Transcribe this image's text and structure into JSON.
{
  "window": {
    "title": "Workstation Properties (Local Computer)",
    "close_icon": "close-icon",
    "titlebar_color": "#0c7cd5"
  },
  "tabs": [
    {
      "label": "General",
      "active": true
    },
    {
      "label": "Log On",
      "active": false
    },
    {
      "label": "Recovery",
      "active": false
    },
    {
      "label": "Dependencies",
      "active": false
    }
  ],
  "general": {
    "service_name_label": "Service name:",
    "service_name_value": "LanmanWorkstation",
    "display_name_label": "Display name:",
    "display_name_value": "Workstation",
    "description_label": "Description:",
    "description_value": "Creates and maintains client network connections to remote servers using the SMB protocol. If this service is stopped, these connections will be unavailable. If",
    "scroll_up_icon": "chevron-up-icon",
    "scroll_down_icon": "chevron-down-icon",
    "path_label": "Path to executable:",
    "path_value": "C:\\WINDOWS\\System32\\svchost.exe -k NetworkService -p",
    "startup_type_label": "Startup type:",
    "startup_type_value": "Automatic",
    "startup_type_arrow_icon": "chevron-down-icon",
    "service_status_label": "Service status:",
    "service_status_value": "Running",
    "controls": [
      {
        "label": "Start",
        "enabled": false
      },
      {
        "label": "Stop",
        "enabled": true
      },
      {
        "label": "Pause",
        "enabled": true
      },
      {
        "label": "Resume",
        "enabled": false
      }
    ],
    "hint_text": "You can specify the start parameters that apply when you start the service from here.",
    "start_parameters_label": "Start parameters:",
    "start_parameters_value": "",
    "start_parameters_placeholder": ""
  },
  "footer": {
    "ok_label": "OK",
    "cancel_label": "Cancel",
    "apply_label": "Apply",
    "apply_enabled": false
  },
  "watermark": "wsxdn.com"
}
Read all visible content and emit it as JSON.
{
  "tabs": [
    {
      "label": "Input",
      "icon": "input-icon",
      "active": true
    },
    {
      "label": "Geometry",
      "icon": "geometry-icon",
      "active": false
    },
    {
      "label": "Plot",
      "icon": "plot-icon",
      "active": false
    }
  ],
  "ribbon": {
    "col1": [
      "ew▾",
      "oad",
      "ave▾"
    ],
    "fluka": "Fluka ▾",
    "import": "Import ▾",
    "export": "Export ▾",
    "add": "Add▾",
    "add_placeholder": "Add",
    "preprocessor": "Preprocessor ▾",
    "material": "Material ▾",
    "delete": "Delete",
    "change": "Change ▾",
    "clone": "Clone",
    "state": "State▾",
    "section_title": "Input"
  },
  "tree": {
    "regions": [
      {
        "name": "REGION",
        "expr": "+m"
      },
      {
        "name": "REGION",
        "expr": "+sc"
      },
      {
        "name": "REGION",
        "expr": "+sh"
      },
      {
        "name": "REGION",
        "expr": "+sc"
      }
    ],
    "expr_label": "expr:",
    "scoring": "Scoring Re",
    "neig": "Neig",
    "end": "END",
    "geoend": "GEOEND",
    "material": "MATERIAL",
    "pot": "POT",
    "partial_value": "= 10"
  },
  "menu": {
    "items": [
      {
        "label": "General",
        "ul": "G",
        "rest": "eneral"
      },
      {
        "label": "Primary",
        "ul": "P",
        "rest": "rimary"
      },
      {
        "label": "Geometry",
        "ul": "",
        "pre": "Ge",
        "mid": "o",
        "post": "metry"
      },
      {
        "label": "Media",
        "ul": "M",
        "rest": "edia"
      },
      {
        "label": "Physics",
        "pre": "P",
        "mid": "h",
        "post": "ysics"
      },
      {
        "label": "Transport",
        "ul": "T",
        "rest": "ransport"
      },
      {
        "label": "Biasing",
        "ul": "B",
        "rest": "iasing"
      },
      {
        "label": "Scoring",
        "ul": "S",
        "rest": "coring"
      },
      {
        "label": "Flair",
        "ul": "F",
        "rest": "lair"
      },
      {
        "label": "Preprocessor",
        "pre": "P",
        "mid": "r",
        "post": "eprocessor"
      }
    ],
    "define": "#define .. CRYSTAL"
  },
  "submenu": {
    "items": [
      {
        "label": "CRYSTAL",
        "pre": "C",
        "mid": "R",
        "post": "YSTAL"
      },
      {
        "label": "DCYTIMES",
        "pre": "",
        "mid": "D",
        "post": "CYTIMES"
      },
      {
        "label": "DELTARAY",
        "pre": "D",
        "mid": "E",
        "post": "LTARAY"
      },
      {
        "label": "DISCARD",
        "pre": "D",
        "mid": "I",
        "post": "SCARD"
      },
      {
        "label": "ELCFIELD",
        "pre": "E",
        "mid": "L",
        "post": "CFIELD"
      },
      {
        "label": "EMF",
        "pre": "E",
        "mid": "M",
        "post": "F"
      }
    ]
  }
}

--*--

■ **Work to complete**
All of the entries above should be written out again exactly.

■ **Completed exercise**
Transcribe this image's text and structure into JSON.
{
  "window": {
    "title": "Workstation Properties (Local Computer)",
    "close_icon": "close-icon",
    "titlebar_color": "#0c7cd5"
  },
  "tabs": [
    {
      "label": "General",
      "active": true
    },
    {
      "label": "Log On",
      "active": false
    },
    {
      "label": "Recovery",
      "active": false
    },
    {
      "label": "Dependencies",
      "active": false
    }
  ],
  "general": {
    "service_name_label": "Service name:",
    "service_name_value": "LanmanWorkstation",
    "display_name_label": "Display name:",
    "display_name_value": "Workstation",
    "description_label": "Description:",
    "description_value": "Creates and maintains client network connections to remote servers using the SMB protocol. If this service is stopped, these connections will be unavailable. If",
    "scroll_up_icon": "chevron-up-icon",
    "scroll_down_icon": "chevron-down-icon",
    "path_label": "Path to executable:",
    "path_value": "C:\\WINDOWS\\System32\\svchost.exe -k NetworkService -p",
    "startup_type_label": "Startup type:",
    "startup_type_value": "Automatic",
    "startup_type_arrow_icon": "chevron-down-icon",
    "service_status_label": "Service status:",
    "service_status_value": "Running",
    "controls": [
      {
        "label": "Start",
        "enabled": false
      },
      {
        "label": "Stop",
        "enabled": true
      },
      {
        "label": "Pause",
        "enabled": true
      },
      {
        "label": "Resume",
        "enabled": false
      }
    ],
    "hint_text": "You can specify the start parameters that apply when you start the service from here.",
    "start_parameters_label": "Start parameters:",
    "start_parameters_value": "",
    "start_parameters_placeholder": ""
  },
  "footer": {
    "ok_label": "OK",
    "cancel_label": "Cancel",
    "apply_label": "Apply",
    "apply_enabled": false
  },
  "watermark": "wsxdn.com"
}
Read all visible content and emit it as JSON.
{
  "tabs": [
    {
      "label": "Input",
      "icon": "input-icon",
      "active": true
    },
    {
      "label": "Geometry",
      "icon": "geometry-icon",
      "active": false
    },
    {
      "label": "Plot",
      "icon": "plot-icon",
      "active": false
    }
  ],
  "ribbon": {
    "col1": [
      "ew▾",
      "oad",
      "ave▾"
    ],
    "fluka": "Fluka ▾",
    "import": "Import ▾",
    "export": "Export ▾",
    "add": "Add▾",
    "add_placeholder": "Add",
    "preprocessor": "Preprocessor ▾",
    "material": "Material ▾",
    "delete": "Delete",
    "change": "Change ▾",
    "clone": "Clone",
    "state": "State▾",
    "section_title": "Input"
  },
  "tree": {
    "regions": [
      {
        "name": "REGION",
        "expr": "+m"
      },
      {
        "name": "REGION",
        "expr": "+sc"
      },
      {
        "name": "REGION",
        "expr": "+sh"
      },
      {
        "name": "REGION",
        "expr": "+sc"
      }
    ],
    "expr_label": "expr:",
    "scoring": "Scoring Re",
    "neig": "Neig",
    "end": "END",
    "geoend": "GEOEND",
    "material": "MATERIAL",
    "pot": "POT",
    "partial_value": "= 10"
  },
  "menu": {
    "items": [
      {
        "label": "General",
        "ul": "G",
        "rest": "eneral"
      },
      {
        "label": "Primary",
        "ul": "P",
        "rest": "rimary"
      },
      {
        "label": "Geometry",
        "ul": "",
        "pre": "Ge",
        "mid": "o",
        "post": "metry"
      },
      {
        "label": "Media",
        "ul": "M",
        "rest": "edia"
      },
      {
        "label": "Physics",
        "pre": "P",
        "mid": "h",
        "post": "ysics"
      },
      {
        "label": "Transport",
        "ul": "T",
        "rest": "ransport"
      },
      {
        "label": "Biasing",
        "ul": "B",
        "rest": "iasing"
      },
      {
        "label": "Scoring",
        "ul": "S",
        "rest": "coring"
      },
      {
        "label": "Flair",
        "ul": "F",
        "rest": "lair"
      },
      {
        "label": "Preprocessor",
        "pre": "P",
        "mid": "r",
        "post": "eprocessor"
      }
    ],
    "define": "#define .. CRYSTAL"
  },
  "submenu": {
    "items": [
      {
        "label": "CRYSTAL",
        "pre": "C",
        "mid": "R",
        "post": "YSTAL"
      },
      {
        "label": "DCYTIMES",
        "pre": "",
        "mid": "D",
        "post": "CYTIMES"
      },
      {
        "label": "DELTARAY",
        "pre": "D",
        "mid": "E",
        "post": "LTARAY"
      },
      {
        "label": "DISCARD",
        "pre": "D",
        "mid": "I",
        "post": "SCARD"
      },
      {
        "label": "ELCFIELD",
        "pre": "E",
        "mid": "L",
        "post": "CFIELD"
      },
      {
        "label": "EMF",
        "pre": "E",
        "mid": "M",
        "post": "F"
      }
    ]
  }
}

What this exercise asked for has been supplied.